• EXERCISE INPUT:

=-=-=-=-=

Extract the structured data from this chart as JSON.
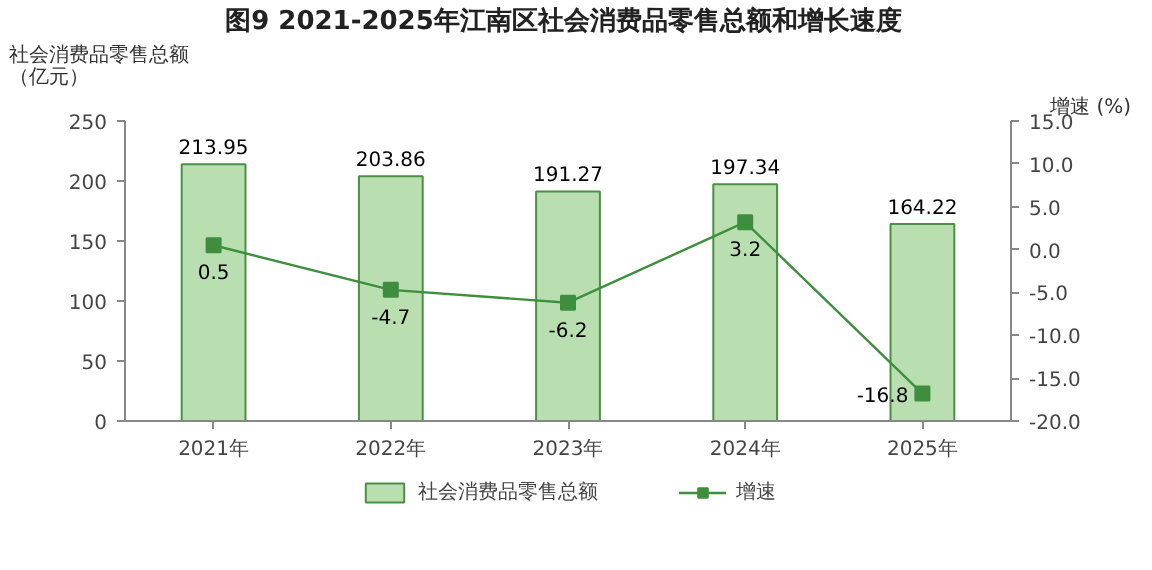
{
  "chart_data": {
    "type": "bar",
    "title": "图9  2021-2025年江南区社会消费品零售总额和增长速度",
    "ylabel": "社会消费品零售总额（亿元）",
    "y2label": "增速 (%)",
    "categories": [
      "2021年",
      "2022年",
      "2023年",
      "2024年",
      "2025年"
    ],
    "series": [
      {
        "name": "社会消费品零售总额",
        "color": "#b9dfb0",
        "values": [
          213.95,
          203.86,
          191.27,
          197.34,
          164.22
        ]
      },
      {
        "name": "增速",
        "type": "line",
        "axis": "y2",
        "color": "#3e8e3e",
        "values": [
          0.5,
          -4.7,
          -6.2,
          3.2,
          -16.8
        ]
      }
    ],
    "ylim": [
      0,
      250
    ],
    "yticks": [
      0,
      50,
      100,
      150,
      200,
      250
    ],
    "y2lim": [
      -20,
      15
    ],
    "y2ticks": [
      {
        "value": -20,
        "label": "-20.0"
      },
      {
        "value": -15,
        "label": "-15.0"
      },
      {
        "value": -10,
        "label": "-10.0"
      },
      {
        "value": -5,
        "label": "-5.0"
      },
      {
        "value": 0,
        "label": "0.0"
      },
      {
        "value": 5,
        "label": "5.0"
      },
      {
        "value": 10,
        "label": "10.0"
      },
      {
        "value": 15,
        "label": "15.0"
      }
    ],
    "data_labels": true,
    "legend": "bottom",
    "marker": "square",
    "grid": false
  }
}
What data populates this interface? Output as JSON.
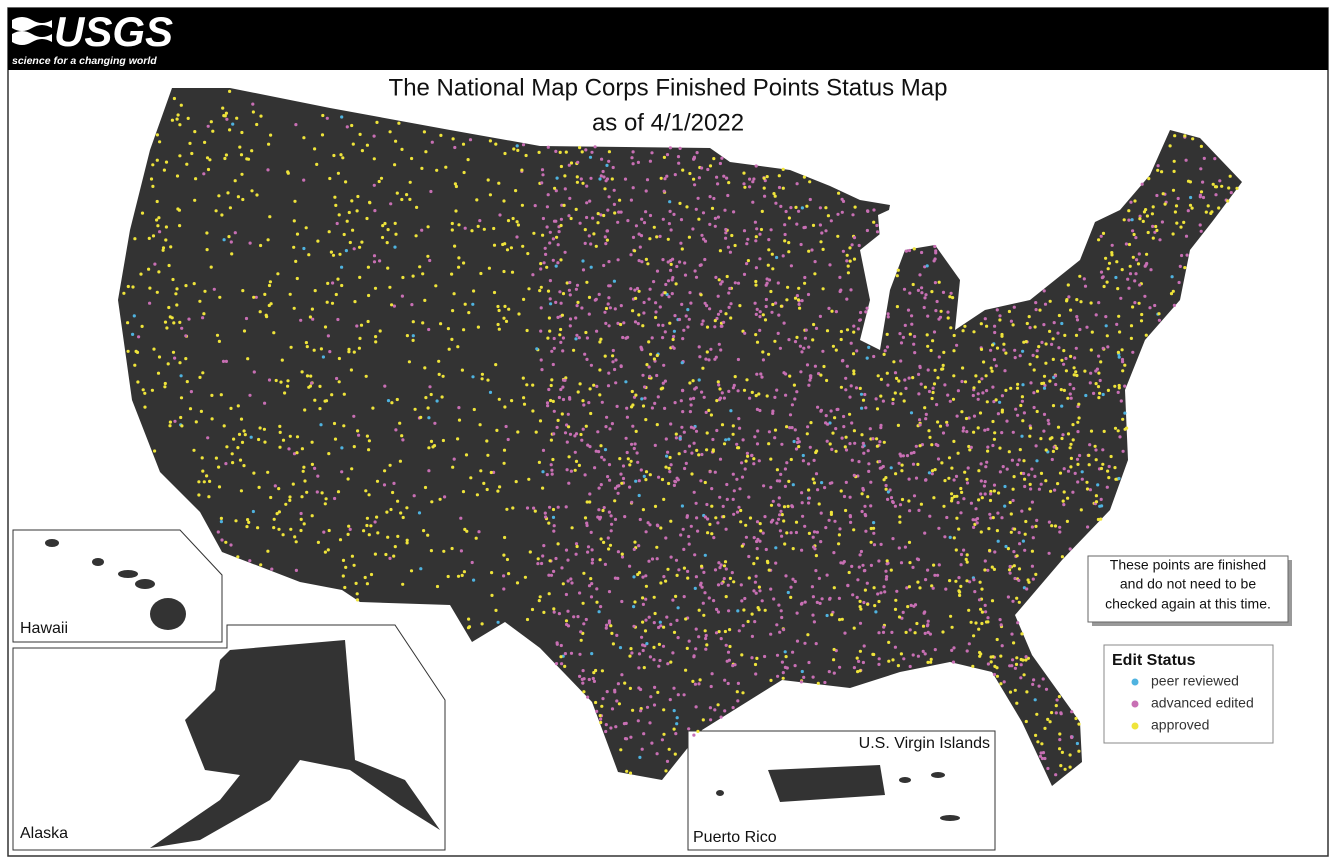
{
  "header": {
    "logo": "USGS",
    "tagline": "science for a changing world"
  },
  "title": {
    "line1": "The National Map Corps Finished Points Status Map",
    "line2": "as of 4/1/2022"
  },
  "insets": {
    "hawaii": "Hawaii",
    "alaska": "Alaska",
    "virgin_islands": "U.S. Virgin Islands",
    "puerto_rico": "Puerto Rico"
  },
  "note": {
    "lines": [
      "These points are finished",
      "and do not need to be",
      "checked again at this time."
    ]
  },
  "legend": {
    "title": "Edit Status",
    "items": [
      {
        "label": "peer reviewed",
        "color": "#4fb3e0"
      },
      {
        "label": "advanced edited",
        "color": "#c86fb4"
      },
      {
        "label": "approved",
        "color": "#efe43a"
      }
    ]
  }
}
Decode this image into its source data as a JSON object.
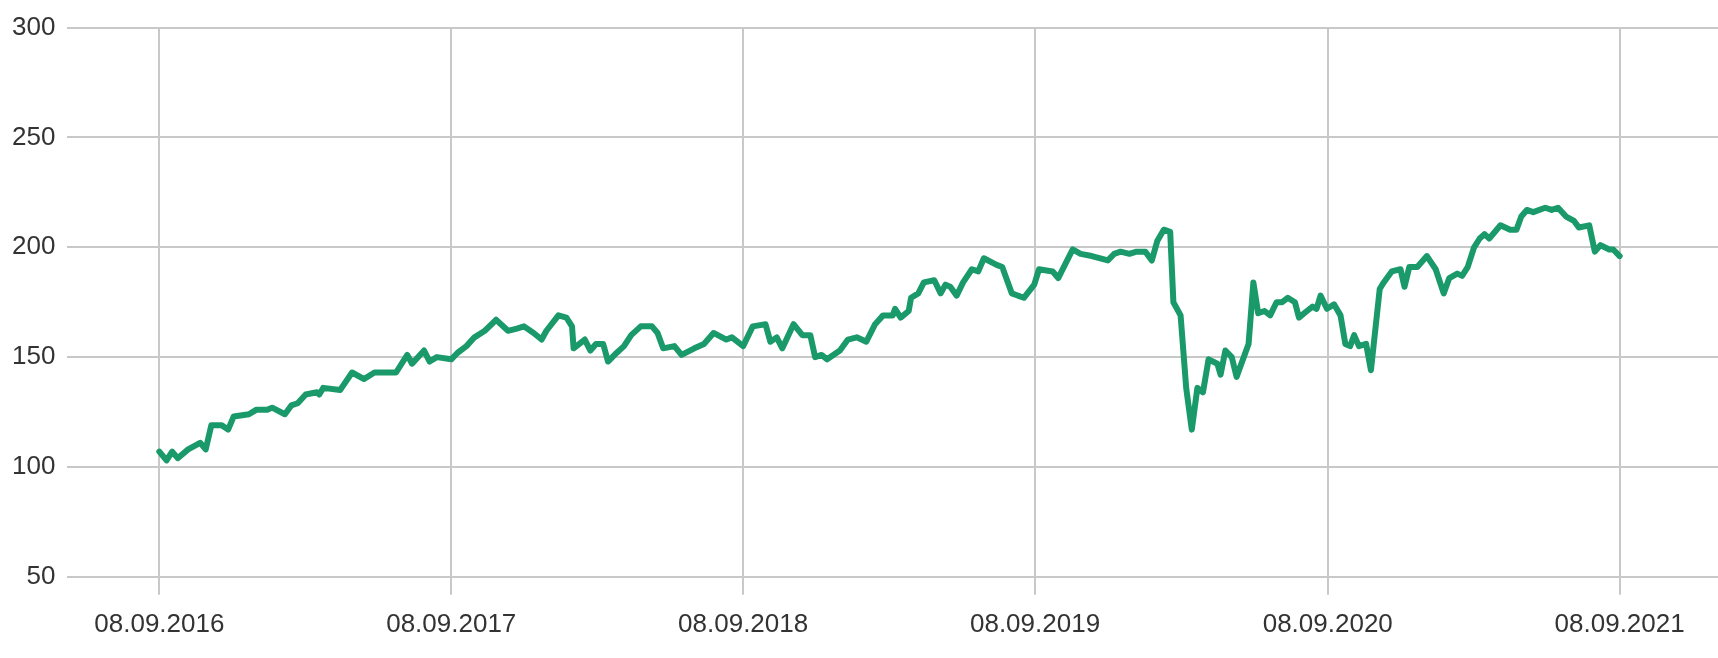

=-=-=-=-=

• TASK STATEMENT:
Generate a word-for-word copy of the preceding records, excluding all pictures.

• TASK RESPONSE:
Extract the structured data from this chart as JSON.
{
  "chart_data": {
    "type": "bar",
    "title": "图9  2021-2025年江南区社会消费品零售总额和增长速度",
    "ylabel": "社会消费品零售总额（亿元）",
    "y2label": "增速 (%)",
    "categories": [
      "2021年",
      "2022年",
      "2023年",
      "2024年",
      "2025年"
    ],
    "series": [
      {
        "name": "社会消费品零售总额",
        "color": "#b9dfb0",
        "values": [
          213.95,
          203.86,
          191.27,
          197.34,
          164.22
        ]
      },
      {
        "name": "增速",
        "type": "line",
        "axis": "y2",
        "color": "#3e8e3e",
        "values": [
          0.5,
          -4.7,
          -6.2,
          3.2,
          -16.8
        ]
      }
    ],
    "ylim": [
      0,
      250
    ],
    "yticks": [
      0,
      50,
      100,
      150,
      200,
      250
    ],
    "y2lim": [
      -20,
      15
    ],
    "y2ticks": [
      {
        "value": -20,
        "label": "-20.0"
      },
      {
        "value": -15,
        "label": "-15.0"
      },
      {
        "value": -10,
        "label": "-10.0"
      },
      {
        "value": -5,
        "label": "-5.0"
      },
      {
        "value": 0,
        "label": "0.0"
      },
      {
        "value": 5,
        "label": "5.0"
      },
      {
        "value": 10,
        "label": "10.0"
      },
      {
        "value": 15,
        "label": "15.0"
      }
    ],
    "data_labels": true,
    "legend": "bottom",
    "marker": "square",
    "grid": false
  }
}
What data populates this interface? Output as JSON.
{
  "header": {
    "logo": "USGS",
    "tagline": "science for a changing world"
  },
  "title": {
    "line1": "The National Map Corps Finished Points Status Map",
    "line2": "as of 4/1/2022"
  },
  "insets": {
    "hawaii": "Hawaii",
    "alaska": "Alaska",
    "virgin_islands": "U.S. Virgin Islands",
    "puerto_rico": "Puerto Rico"
  },
  "note": {
    "lines": [
      "These points are finished",
      "and do not need to be",
      "checked again at this time."
    ]
  },
  "legend": {
    "title": "Edit Status",
    "items": [
      {
        "label": "peer reviewed",
        "color": "#4fb3e0"
      },
      {
        "label": "advanced edited",
        "color": "#c86fb4"
      },
      {
        "label": "approved",
        "color": "#efe43a"
      }
    ]
  }
}
Decode this image into its source data as a JSON object.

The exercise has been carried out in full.